→ **WRITTEN EXERCISE**: Wherever a line holds the word "response", copy that line out.

↓

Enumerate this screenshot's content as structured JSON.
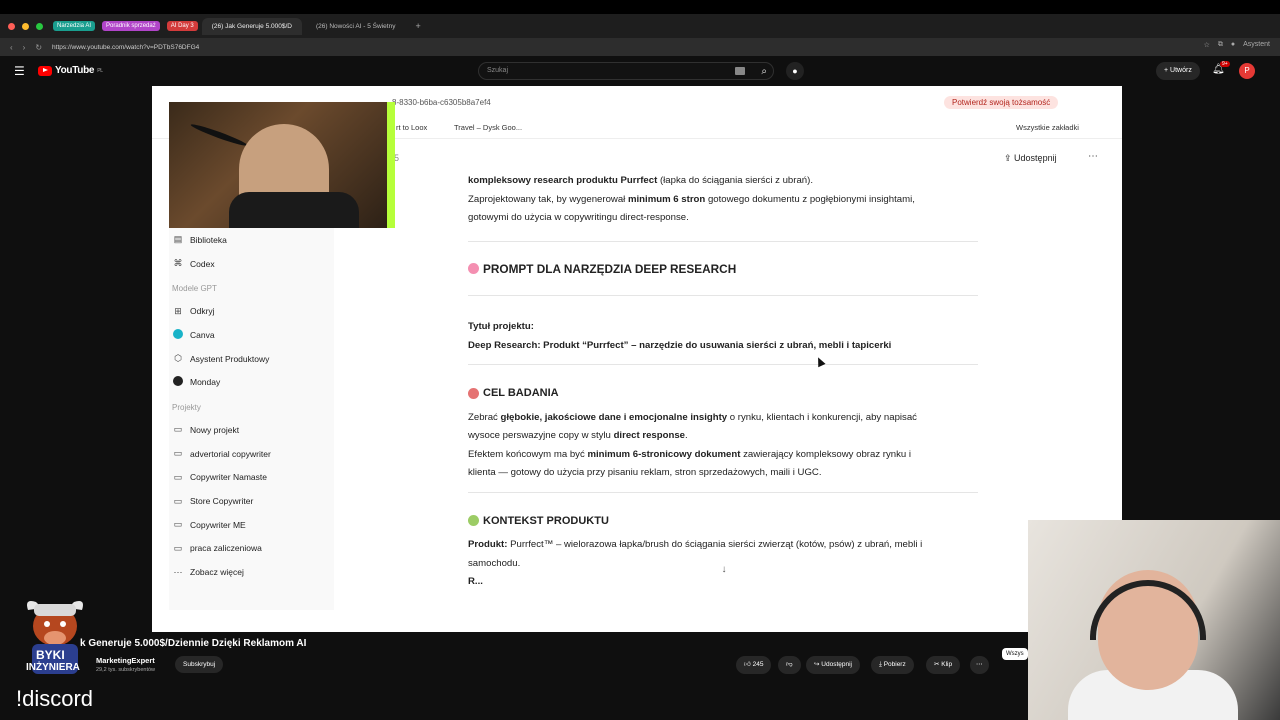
{
  "browser": {
    "tab_groups": [
      {
        "label": "Narzedzia AI",
        "color": "#1a9e8f"
      },
      {
        "label": "Poradnik sprzedaż",
        "color": "#b145c9"
      },
      {
        "label": "AI Day 3",
        "color": "#d33b3b"
      }
    ],
    "tabs": [
      {
        "label": "(26) Jak Generuje 5.000$/D",
        "active": true
      },
      {
        "label": "(26) Nowości AI - 5 Świetny",
        "active": false
      }
    ],
    "url": "https://www.youtube.com/watch?v=PDTbS76DFG4",
    "assistant_label": "Asystent"
  },
  "youtube": {
    "logo_text": "YouTube",
    "logo_sup": "PL",
    "search_placeholder": "Szukaj",
    "create_label": "Utwórz",
    "notif_badge": "9+",
    "avatar_letter": "P"
  },
  "inner_browser": {
    "url_fragment": "8-8330-b6ba-c6305b8a7ef4",
    "verify_label": "Potwierdź swoją tożsamość",
    "bookmarks": [
      "rt to Loox",
      "Travel – Dysk Goo..."
    ],
    "all_bookmarks": "Wszystkie zakładki",
    "share_label": "Udostępnij",
    "version_fragment": "5"
  },
  "sidebar": {
    "top_items": [
      {
        "icon": "library-icon",
        "label": "Biblioteka"
      },
      {
        "icon": "codex-icon",
        "label": "Codex"
      }
    ],
    "gpt_section": "Modele GPT",
    "gpt_items": [
      {
        "icon": "explore-icon",
        "label": "Odkryj"
      },
      {
        "icon": "canva-icon",
        "label": "Canva"
      },
      {
        "icon": "cube-icon",
        "label": "Asystent Produktowy"
      },
      {
        "icon": "monday-icon",
        "label": "Monday"
      }
    ],
    "projects_section": "Projekty",
    "project_items": [
      {
        "icon": "folder-icon",
        "label": "Nowy projekt"
      },
      {
        "icon": "folder-icon",
        "label": "advertorial copywriter"
      },
      {
        "icon": "folder-icon",
        "label": "Copywriter Namaste"
      },
      {
        "icon": "folder-icon",
        "label": "Store Copywriter"
      },
      {
        "icon": "folder-icon",
        "label": "Copywriter ME"
      },
      {
        "icon": "folder-icon",
        "label": "praca zaliczeniowa"
      },
      {
        "icon": "more-icon",
        "label": "Zobacz więcej"
      }
    ]
  },
  "document": {
    "intro_p1_b": "kompleksowy research produktu Purrfect",
    "intro_p1_rest": " (łapka do ściągania sierści z ubrań).",
    "intro_p2_a": "Zaprojektowany tak, by wygenerował ",
    "intro_p2_b": "minimum 6 stron",
    "intro_p2_c": " gotowego dokumentu z pogłębionymi insightami,",
    "intro_p3": "gotowymi do użycia w copywritingu direct-response.",
    "heading1": "PROMPT DLA NARZĘDZIA DEEP RESEARCH",
    "title_label": "Tytuł projektu:",
    "title_value": "Deep Research: Produkt “Purrfect” – narzędzie do usuwania sierści z ubrań, mebli i tapicerki",
    "heading2": "CEL BADANIA",
    "goal_a": "Zebrać ",
    "goal_b": "głębokie, jakościowe dane i emocjonalne insighty",
    "goal_c": " o rynku, klientach i konkurencji, aby napisać",
    "goal_d": "wysoce perswazyjne copy w stylu ",
    "goal_e": "direct response",
    "goal_f": ".",
    "effect_a": "Efektem końcowym ma być ",
    "effect_b": "minimum 6-stronicowy dokument",
    "effect_c": " zawierający kompleksowy obraz rynku i",
    "effect_d": "klienta — gotowy do użycia przy pisaniu reklam, stron sprzedażowych, maili i UGC.",
    "heading3": "KONTEKST PRODUKTU",
    "product_label": "Produkt:",
    "product_text": " Purrfect™ – wielorazowa łapka/brush do ściągania sierści zwierząt (kotów, psów) z ubrań, mebli i",
    "product_text2": "samochodu.",
    "cut_line": "R..."
  },
  "player": {
    "video_title": "k Generuje 5.000$/Dziennie Dzięki Reklamom AI",
    "channel_name": "MarketingExpert",
    "subscribers": "29,2 tys. subskrybentów",
    "subscribe_label": "Subskrybuj",
    "likes": "245",
    "share_label": "Udostępnij",
    "download_label": "Pobierz",
    "clip_label": "Klip",
    "side_label": "Wszys"
  },
  "overlay": {
    "badge_line1": "BYKI",
    "badge_line2": "INŻYNIERA",
    "discord_text": "!discord"
  }
}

↑

→ **ANSWER FOR THE TASK**:
    "intro_p3": "gotowymi do użycia w copywritingu direct-response.",
    "goal_e": "direct response",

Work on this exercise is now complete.